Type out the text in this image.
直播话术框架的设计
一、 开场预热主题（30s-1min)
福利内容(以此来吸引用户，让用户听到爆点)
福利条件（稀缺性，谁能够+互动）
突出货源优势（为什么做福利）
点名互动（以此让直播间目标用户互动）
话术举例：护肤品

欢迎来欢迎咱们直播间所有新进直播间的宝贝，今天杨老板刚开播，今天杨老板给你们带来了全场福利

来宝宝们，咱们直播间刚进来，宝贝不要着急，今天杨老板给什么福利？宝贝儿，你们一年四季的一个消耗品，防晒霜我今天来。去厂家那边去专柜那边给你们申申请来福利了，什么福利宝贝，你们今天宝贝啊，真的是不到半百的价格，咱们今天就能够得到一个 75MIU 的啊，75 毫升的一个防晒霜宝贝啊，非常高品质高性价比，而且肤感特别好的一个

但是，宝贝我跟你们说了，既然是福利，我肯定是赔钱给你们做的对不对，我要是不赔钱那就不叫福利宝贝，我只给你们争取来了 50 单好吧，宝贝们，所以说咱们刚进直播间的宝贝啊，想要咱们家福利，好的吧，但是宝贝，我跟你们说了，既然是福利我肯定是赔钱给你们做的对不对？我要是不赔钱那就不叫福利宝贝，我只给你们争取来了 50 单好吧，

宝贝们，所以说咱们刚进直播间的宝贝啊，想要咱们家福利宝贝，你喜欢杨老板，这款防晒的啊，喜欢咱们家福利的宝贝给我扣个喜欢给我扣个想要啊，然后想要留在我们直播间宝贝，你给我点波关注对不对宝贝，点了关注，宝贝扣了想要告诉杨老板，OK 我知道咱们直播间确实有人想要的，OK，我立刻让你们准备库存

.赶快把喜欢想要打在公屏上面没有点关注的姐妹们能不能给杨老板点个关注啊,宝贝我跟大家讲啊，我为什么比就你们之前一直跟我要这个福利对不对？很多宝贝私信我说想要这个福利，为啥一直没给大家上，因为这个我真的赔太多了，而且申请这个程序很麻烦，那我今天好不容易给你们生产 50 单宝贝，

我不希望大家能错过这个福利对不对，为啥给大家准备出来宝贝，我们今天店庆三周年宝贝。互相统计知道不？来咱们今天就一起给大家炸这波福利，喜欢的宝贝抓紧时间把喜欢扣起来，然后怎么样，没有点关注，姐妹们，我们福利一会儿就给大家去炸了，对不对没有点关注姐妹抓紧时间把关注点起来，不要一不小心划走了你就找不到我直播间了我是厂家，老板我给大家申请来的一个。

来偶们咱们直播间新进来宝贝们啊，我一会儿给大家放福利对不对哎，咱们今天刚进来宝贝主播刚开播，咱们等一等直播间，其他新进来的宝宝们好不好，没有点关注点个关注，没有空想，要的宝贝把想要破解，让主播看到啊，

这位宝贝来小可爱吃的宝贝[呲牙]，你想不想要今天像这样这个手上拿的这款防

━━━━━━━━━━━━━━━━━━━━━━━━━━━━━━

TO DO: Emit the full listing verbatim.

THE OUTPUT:
Type out the text in this image.
直播话术框架的设计
一、 开场预热主题（30s-1min)
福利内容(以此来吸引用户，让用户听到爆点)
福利条件（稀缺性，谁能够+互动）
突出货源优势（为什么做福利）
点名互动（以此让直播间目标用户互动）
话术举例：护肤品

欢迎来欢迎咱们直播间所有新进直播间的宝贝，今天杨老板刚开播，今天杨老板给你们带来了全场福利

来宝宝们，咱们直播间刚进来，宝贝不要着急，今天杨老板给什么福利？宝贝儿，你们一年四季的一个消耗品，防晒霜我今天来。去厂家那边去专柜那边给你们申申请来福利了，什么福利宝贝，你们今天宝贝啊，真的是不到半百的价格，咱们今天就能够得到一个 75MIU 的啊，75 毫升的一个防晒霜宝贝啊，非常高品质高性价比，而且肤感特别好的一个

但是，宝贝我跟你们说了，既然是福利，我肯定是赔钱给你们做的对不对，我要是不赔钱那就不叫福利宝贝，我只给你们争取来了 50 单好吧，宝贝们，所以说咱们刚进直播间的宝贝啊，想要咱们家福利，好的吧，但是宝贝，我跟你们说了，既然是福利我肯定是赔钱给你们做的对不对？我要是不赔钱那就不叫福利宝贝，我只给你们争取来了 50 单好吧，

宝贝们，所以说咱们刚进直播间的宝贝啊，想要咱们家福利宝贝，你喜欢杨老板，这款防晒的啊，喜欢咱们家福利的宝贝给我扣个喜欢给我扣个想要啊，然后想要留在我们直播间宝贝，你给我点波关注对不对宝贝，点了关注，宝贝扣了想要告诉杨老板，OK 我知道咱们直播间确实有人想要的，OK，我立刻让你们准备库存

.赶快把喜欢想要打在公屏上面没有点关注的姐妹们能不能给杨老板点个关注啊,宝贝我跟大家讲啊，我为什么比就你们之前一直跟我要这个福利对不对？很多宝贝私信我说想要这个福利，为啥一直没给大家上，因为这个我真的赔太多了，而且申请这个程序很麻烦，那我今天好不容易给你们生产 50 单宝贝，

我不希望大家能错过这个福利对不对，为啥给大家准备出来宝贝，我们今天店庆三周年宝贝。互相统计知道不？来咱们今天就一起给大家炸这波福利，喜欢的宝贝抓紧时间把喜欢扣起来，然后怎么样，没有点关注，姐妹们，我们福利一会儿就给大家去炸了，对不对没有点关注姐妹抓紧时间把关注点起来，不要一不小心划走了你就找不到我直播间了我是厂家，老板我给大家申请来的一个。

来偶们咱们直播间新进来宝贝们啊，我一会儿给大家放福利对不对哎，咱们今天刚进来宝贝主播刚开播，咱们等一等直播间，其他新进来的宝宝们好不好，没有点关注点个关注，没有空想，要的宝贝把想要破解，让主播看到啊，

这位宝贝来小可爱吃的宝贝[呲牙]，你想不想要今天像这样这个手上拿的这款防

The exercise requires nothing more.